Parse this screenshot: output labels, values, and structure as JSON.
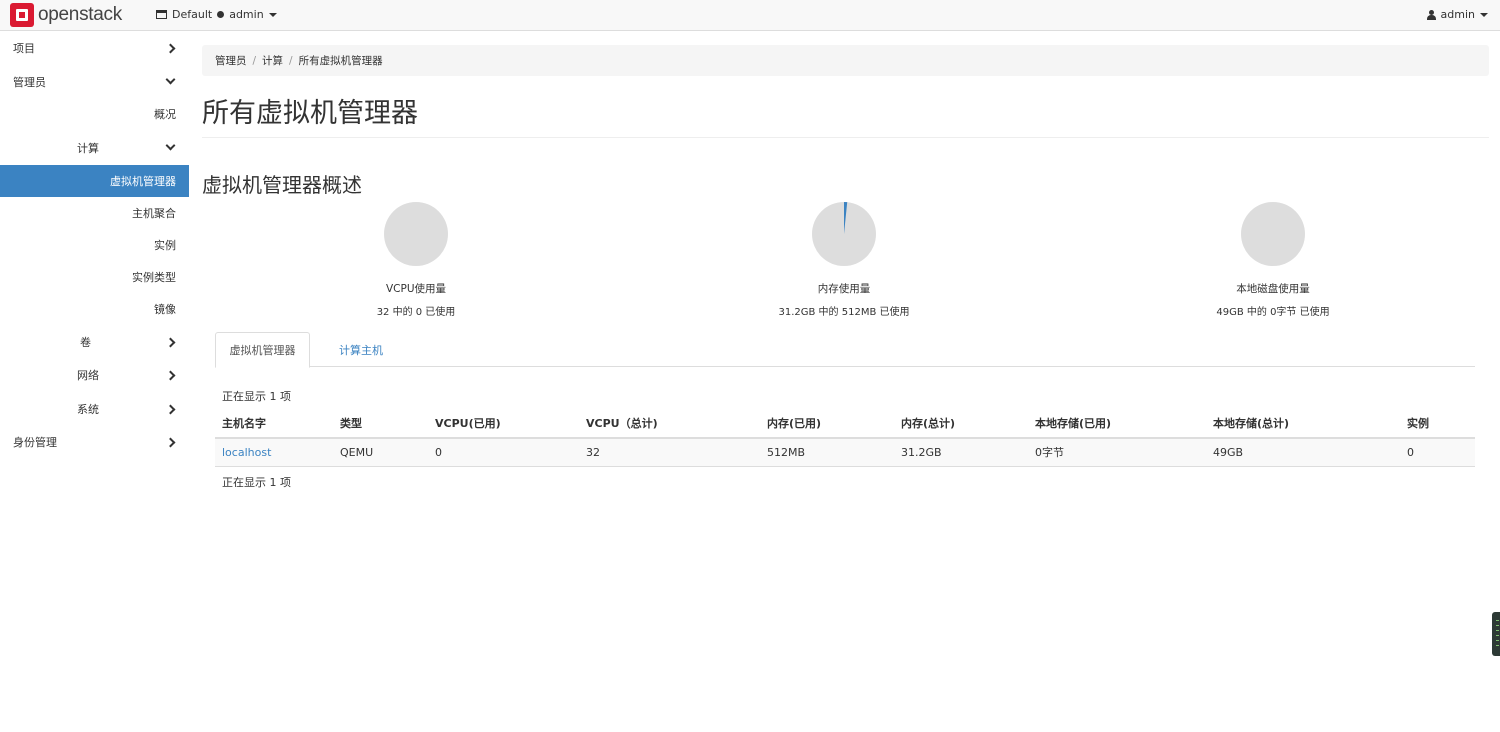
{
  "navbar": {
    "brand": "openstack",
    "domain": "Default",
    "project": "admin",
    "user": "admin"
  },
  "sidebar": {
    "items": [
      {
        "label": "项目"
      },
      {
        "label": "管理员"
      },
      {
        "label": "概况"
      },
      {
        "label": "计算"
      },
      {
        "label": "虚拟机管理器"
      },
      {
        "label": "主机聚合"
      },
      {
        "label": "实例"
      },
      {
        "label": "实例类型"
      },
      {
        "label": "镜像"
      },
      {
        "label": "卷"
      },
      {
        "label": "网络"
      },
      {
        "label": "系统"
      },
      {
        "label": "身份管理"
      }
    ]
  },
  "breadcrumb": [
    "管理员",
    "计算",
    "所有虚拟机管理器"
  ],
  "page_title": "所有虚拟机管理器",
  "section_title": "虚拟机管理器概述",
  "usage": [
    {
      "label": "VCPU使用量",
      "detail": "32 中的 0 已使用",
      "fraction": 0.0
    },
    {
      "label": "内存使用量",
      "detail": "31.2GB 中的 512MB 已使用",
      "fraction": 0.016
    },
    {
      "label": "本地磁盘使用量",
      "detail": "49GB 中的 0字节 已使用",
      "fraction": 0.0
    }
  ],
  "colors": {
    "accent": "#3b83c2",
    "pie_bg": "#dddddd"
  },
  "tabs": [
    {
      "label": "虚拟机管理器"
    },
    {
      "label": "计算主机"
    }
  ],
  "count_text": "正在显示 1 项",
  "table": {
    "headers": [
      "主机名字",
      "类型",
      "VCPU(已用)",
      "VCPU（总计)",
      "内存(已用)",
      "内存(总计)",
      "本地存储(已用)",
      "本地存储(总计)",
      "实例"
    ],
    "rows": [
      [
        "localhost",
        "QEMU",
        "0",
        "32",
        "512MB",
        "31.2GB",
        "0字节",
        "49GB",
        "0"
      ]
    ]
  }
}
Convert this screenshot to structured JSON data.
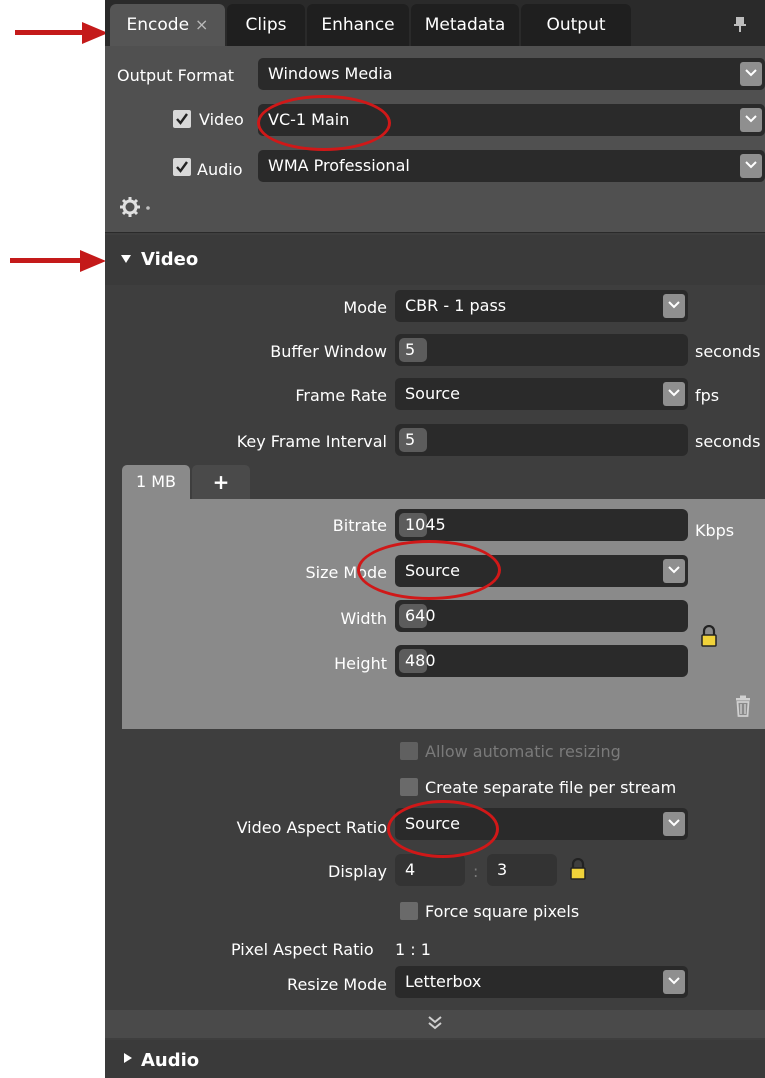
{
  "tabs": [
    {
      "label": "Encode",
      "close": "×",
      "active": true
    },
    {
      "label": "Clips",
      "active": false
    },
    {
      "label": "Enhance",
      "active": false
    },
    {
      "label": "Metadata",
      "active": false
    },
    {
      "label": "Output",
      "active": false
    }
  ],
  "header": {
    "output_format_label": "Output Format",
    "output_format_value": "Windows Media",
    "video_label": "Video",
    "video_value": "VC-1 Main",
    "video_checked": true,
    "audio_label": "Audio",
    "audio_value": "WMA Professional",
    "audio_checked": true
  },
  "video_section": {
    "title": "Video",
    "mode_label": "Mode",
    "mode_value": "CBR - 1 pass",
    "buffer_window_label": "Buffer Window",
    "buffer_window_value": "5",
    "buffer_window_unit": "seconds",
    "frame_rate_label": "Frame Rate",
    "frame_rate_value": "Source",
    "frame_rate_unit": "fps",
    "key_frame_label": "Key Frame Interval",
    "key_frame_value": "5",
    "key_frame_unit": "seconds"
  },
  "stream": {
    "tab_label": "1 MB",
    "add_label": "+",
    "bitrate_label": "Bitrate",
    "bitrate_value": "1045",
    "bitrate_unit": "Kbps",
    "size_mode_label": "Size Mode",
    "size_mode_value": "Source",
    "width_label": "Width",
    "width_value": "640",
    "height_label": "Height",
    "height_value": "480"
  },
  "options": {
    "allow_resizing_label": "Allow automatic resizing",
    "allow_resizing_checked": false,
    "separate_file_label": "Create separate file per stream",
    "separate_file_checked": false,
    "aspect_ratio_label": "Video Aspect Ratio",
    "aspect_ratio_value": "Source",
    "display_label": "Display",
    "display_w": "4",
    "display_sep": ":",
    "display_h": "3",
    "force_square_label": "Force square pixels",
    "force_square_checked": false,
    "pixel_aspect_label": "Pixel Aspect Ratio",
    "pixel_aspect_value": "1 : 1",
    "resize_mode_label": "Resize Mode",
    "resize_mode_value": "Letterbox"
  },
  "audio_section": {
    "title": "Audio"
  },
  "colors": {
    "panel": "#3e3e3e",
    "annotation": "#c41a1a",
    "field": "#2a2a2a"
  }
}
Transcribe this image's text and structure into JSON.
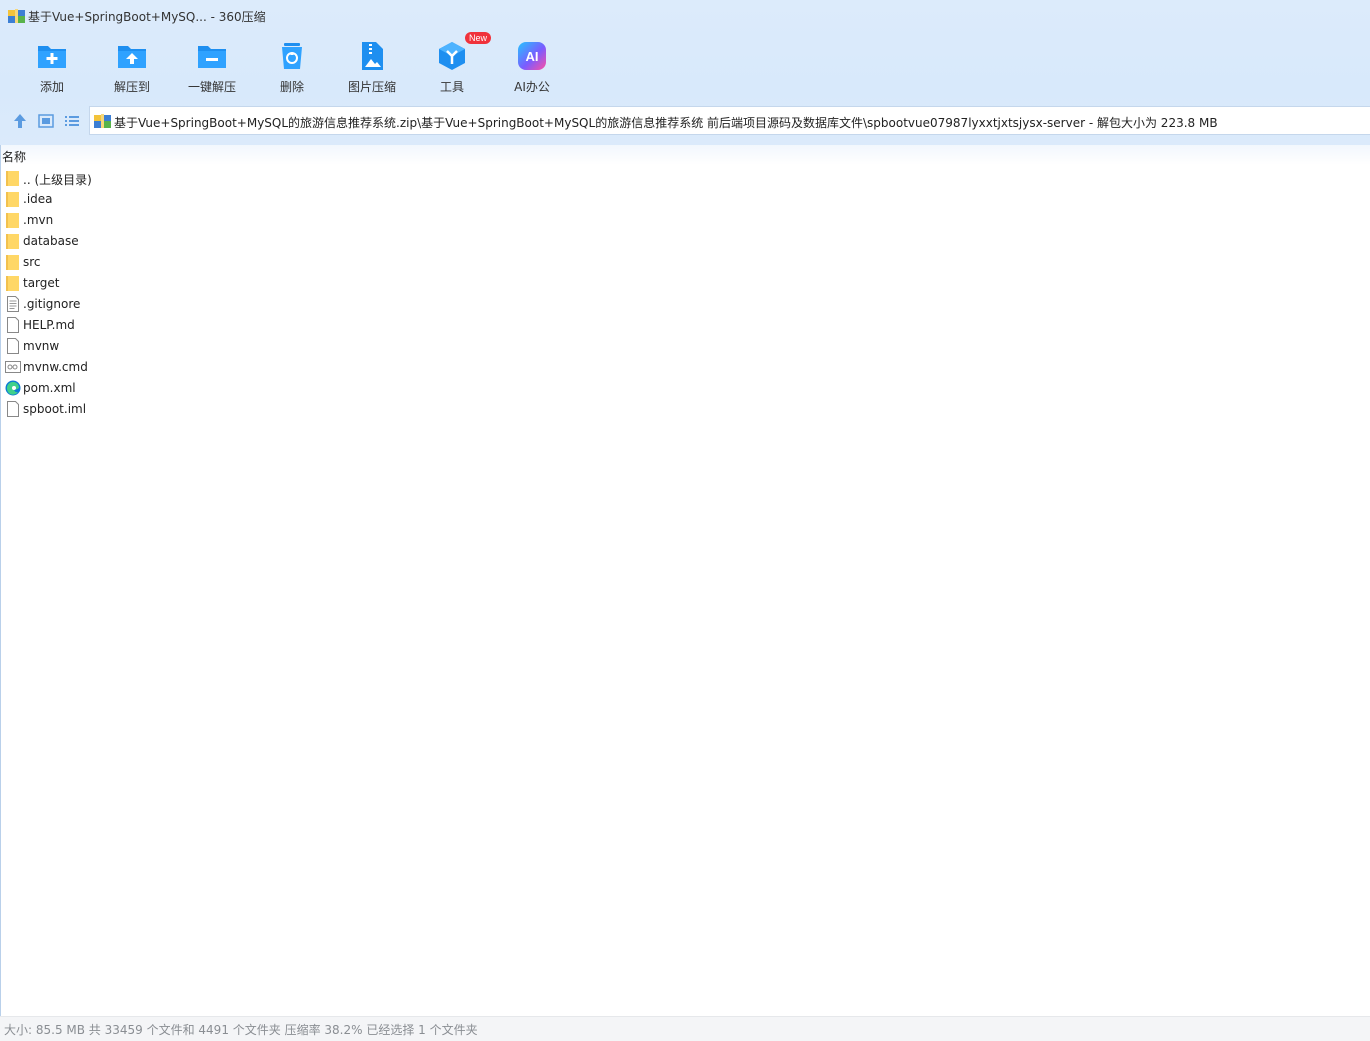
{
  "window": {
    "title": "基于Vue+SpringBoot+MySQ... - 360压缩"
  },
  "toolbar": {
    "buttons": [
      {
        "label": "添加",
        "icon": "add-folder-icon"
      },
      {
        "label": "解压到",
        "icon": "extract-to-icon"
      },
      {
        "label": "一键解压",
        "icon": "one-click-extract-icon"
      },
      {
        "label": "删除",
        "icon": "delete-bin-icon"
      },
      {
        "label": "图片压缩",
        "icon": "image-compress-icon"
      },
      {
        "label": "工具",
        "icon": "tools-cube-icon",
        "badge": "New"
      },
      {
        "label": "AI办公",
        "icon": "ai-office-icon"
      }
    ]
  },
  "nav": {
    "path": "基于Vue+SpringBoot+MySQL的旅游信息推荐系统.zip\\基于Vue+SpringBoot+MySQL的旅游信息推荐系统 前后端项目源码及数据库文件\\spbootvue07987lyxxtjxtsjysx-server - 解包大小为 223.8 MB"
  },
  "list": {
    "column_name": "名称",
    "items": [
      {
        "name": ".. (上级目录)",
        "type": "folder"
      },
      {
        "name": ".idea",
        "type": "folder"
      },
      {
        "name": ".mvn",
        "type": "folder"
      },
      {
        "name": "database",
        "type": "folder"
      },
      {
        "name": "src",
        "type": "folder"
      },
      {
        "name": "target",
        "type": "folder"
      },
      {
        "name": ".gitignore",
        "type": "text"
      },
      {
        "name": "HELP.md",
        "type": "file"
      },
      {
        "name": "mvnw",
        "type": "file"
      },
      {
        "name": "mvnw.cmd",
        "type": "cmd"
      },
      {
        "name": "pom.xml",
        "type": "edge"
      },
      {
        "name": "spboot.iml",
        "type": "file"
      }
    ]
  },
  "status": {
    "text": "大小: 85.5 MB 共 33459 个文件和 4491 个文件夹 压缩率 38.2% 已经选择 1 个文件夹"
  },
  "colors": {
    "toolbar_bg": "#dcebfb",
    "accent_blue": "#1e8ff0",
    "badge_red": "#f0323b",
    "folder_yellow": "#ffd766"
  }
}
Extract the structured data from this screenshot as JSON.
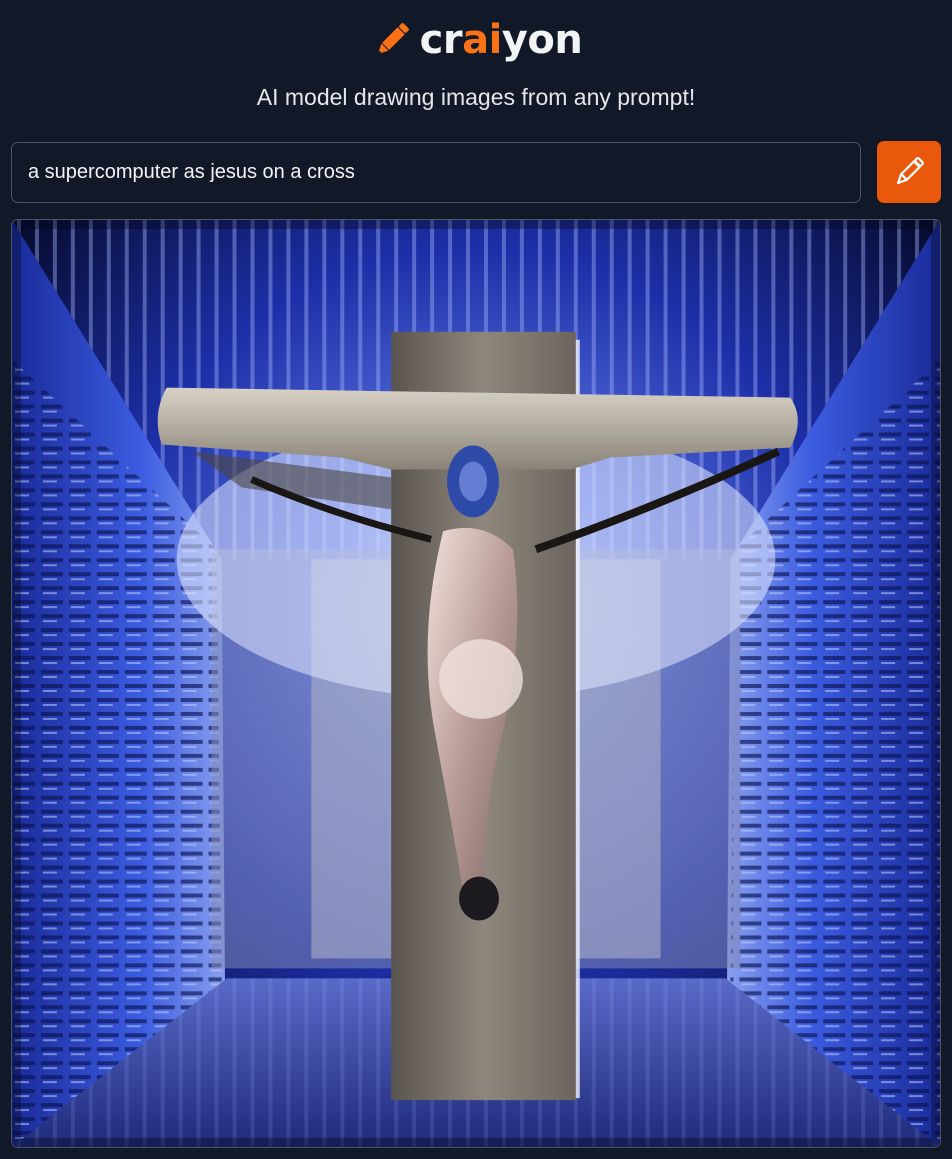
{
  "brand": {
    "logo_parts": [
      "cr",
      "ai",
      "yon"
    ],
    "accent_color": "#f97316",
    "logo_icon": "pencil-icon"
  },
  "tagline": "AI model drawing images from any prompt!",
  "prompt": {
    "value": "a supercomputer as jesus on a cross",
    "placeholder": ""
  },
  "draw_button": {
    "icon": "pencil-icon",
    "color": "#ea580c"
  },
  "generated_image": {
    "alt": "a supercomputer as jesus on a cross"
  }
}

• • • •

■ WORK TO DO ■
Skip the pictures and print each record exactly as it stands.

■ WORKED SOLUTION ■
Parse this screenshot: output labels, values, and structure as JSON.
{
  "navbar": {
    "brand": "openstack",
    "domain": "Default",
    "project": "admin",
    "user": "admin"
  },
  "sidebar": {
    "items": [
      {
        "label": "项目"
      },
      {
        "label": "管理员"
      },
      {
        "label": "概况"
      },
      {
        "label": "计算"
      },
      {
        "label": "虚拟机管理器"
      },
      {
        "label": "主机聚合"
      },
      {
        "label": "实例"
      },
      {
        "label": "实例类型"
      },
      {
        "label": "镜像"
      },
      {
        "label": "卷"
      },
      {
        "label": "网络"
      },
      {
        "label": "系统"
      },
      {
        "label": "身份管理"
      }
    ]
  },
  "breadcrumb": [
    "管理员",
    "计算",
    "所有虚拟机管理器"
  ],
  "page_title": "所有虚拟机管理器",
  "section_title": "虚拟机管理器概述",
  "usage": [
    {
      "label": "VCPU使用量",
      "detail": "32 中的 0 已使用",
      "fraction": 0.0
    },
    {
      "label": "内存使用量",
      "detail": "31.2GB 中的 512MB 已使用",
      "fraction": 0.016
    },
    {
      "label": "本地磁盘使用量",
      "detail": "49GB 中的 0字节 已使用",
      "fraction": 0.0
    }
  ],
  "colors": {
    "accent": "#3b83c2",
    "pie_bg": "#dddddd"
  },
  "tabs": [
    {
      "label": "虚拟机管理器"
    },
    {
      "label": "计算主机"
    }
  ],
  "count_text": "正在显示 1 项",
  "table": {
    "headers": [
      "主机名字",
      "类型",
      "VCPU(已用)",
      "VCPU（总计)",
      "内存(已用)",
      "内存(总计)",
      "本地存储(已用)",
      "本地存储(总计)",
      "实例"
    ],
    "rows": [
      [
        "localhost",
        "QEMU",
        "0",
        "32",
        "512MB",
        "31.2GB",
        "0字节",
        "49GB",
        "0"
      ]
    ]
  }
}
Convert this screenshot to structured JSON data.
{
  "tabs": [
    {
      "label": "Encode",
      "close": "×",
      "active": true
    },
    {
      "label": "Clips",
      "active": false
    },
    {
      "label": "Enhance",
      "active": false
    },
    {
      "label": "Metadata",
      "active": false
    },
    {
      "label": "Output",
      "active": false
    }
  ],
  "header": {
    "output_format_label": "Output Format",
    "output_format_value": "Windows Media",
    "video_label": "Video",
    "video_value": "VC-1 Main",
    "video_checked": true,
    "audio_label": "Audio",
    "audio_value": "WMA Professional",
    "audio_checked": true
  },
  "video_section": {
    "title": "Video",
    "mode_label": "Mode",
    "mode_value": "CBR - 1 pass",
    "buffer_window_label": "Buffer Window",
    "buffer_window_value": "5",
    "buffer_window_unit": "seconds",
    "frame_rate_label": "Frame Rate",
    "frame_rate_value": "Source",
    "frame_rate_unit": "fps",
    "key_frame_label": "Key Frame Interval",
    "key_frame_value": "5",
    "key_frame_unit": "seconds"
  },
  "stream": {
    "tab_label": "1 MB",
    "add_label": "+",
    "bitrate_label": "Bitrate",
    "bitrate_value": "1045",
    "bitrate_unit": "Kbps",
    "size_mode_label": "Size Mode",
    "size_mode_value": "Source",
    "width_label": "Width",
    "width_value": "640",
    "height_label": "Height",
    "height_value": "480"
  },
  "options": {
    "allow_resizing_label": "Allow automatic resizing",
    "allow_resizing_checked": false,
    "separate_file_label": "Create separate file per stream",
    "separate_file_checked": false,
    "aspect_ratio_label": "Video Aspect Ratio",
    "aspect_ratio_value": "Source",
    "display_label": "Display",
    "display_w": "4",
    "display_sep": ":",
    "display_h": "3",
    "force_square_label": "Force square pixels",
    "force_square_checked": false,
    "pixel_aspect_label": "Pixel Aspect Ratio",
    "pixel_aspect_value": "1 : 1",
    "resize_mode_label": "Resize Mode",
    "resize_mode_value": "Letterbox"
  },
  "audio_section": {
    "title": "Audio"
  },
  "colors": {
    "panel": "#3e3e3e",
    "annotation": "#c41a1a",
    "field": "#2a2a2a"
  }
}
Transcribe this image's text and structure into JSON.
{
  "window": {
    "title": "基于Vue+SpringBoot+MySQ... - 360压缩"
  },
  "toolbar": {
    "buttons": [
      {
        "label": "添加",
        "icon": "add-folder-icon"
      },
      {
        "label": "解压到",
        "icon": "extract-to-icon"
      },
      {
        "label": "一键解压",
        "icon": "one-click-extract-icon"
      },
      {
        "label": "删除",
        "icon": "delete-bin-icon"
      },
      {
        "label": "图片压缩",
        "icon": "image-compress-icon"
      },
      {
        "label": "工具",
        "icon": "tools-cube-icon",
        "badge": "New"
      },
      {
        "label": "AI办公",
        "icon": "ai-office-icon"
      }
    ]
  },
  "nav": {
    "path": "基于Vue+SpringBoot+MySQL的旅游信息推荐系统.zip\\基于Vue+SpringBoot+MySQL的旅游信息推荐系统 前后端项目源码及数据库文件\\spbootvue07987lyxxtjxtsjysx-server - 解包大小为 223.8 MB"
  },
  "list": {
    "column_name": "名称",
    "items": [
      {
        "name": ".. (上级目录)",
        "type": "folder"
      },
      {
        "name": ".idea",
        "type": "folder"
      },
      {
        "name": ".mvn",
        "type": "folder"
      },
      {
        "name": "database",
        "type": "folder"
      },
      {
        "name": "src",
        "type": "folder"
      },
      {
        "name": "target",
        "type": "folder"
      },
      {
        "name": ".gitignore",
        "type": "text"
      },
      {
        "name": "HELP.md",
        "type": "file"
      },
      {
        "name": "mvnw",
        "type": "file"
      },
      {
        "name": "mvnw.cmd",
        "type": "cmd"
      },
      {
        "name": "pom.xml",
        "type": "edge"
      },
      {
        "name": "spboot.iml",
        "type": "file"
      }
    ]
  },
  "status": {
    "text": "大小: 85.5 MB 共 33459 个文件和 4491 个文件夹 压缩率 38.2% 已经选择 1 个文件夹"
  },
  "colors": {
    "toolbar_bg": "#dcebfb",
    "accent_blue": "#1e8ff0",
    "badge_red": "#f0323b",
    "folder_yellow": "#ffd766"
  }
}
Extract the structured data from this screenshot as JSON.
{
  "brand": {
    "logo_parts": [
      "cr",
      "ai",
      "yon"
    ],
    "accent_color": "#f97316",
    "logo_icon": "pencil-icon"
  },
  "tagline": "AI model drawing images from any prompt!",
  "prompt": {
    "value": "a supercomputer as jesus on a cross",
    "placeholder": ""
  },
  "draw_button": {
    "icon": "pencil-icon",
    "color": "#ea580c"
  },
  "generated_image": {
    "alt": "a supercomputer as jesus on a cross"
  }
}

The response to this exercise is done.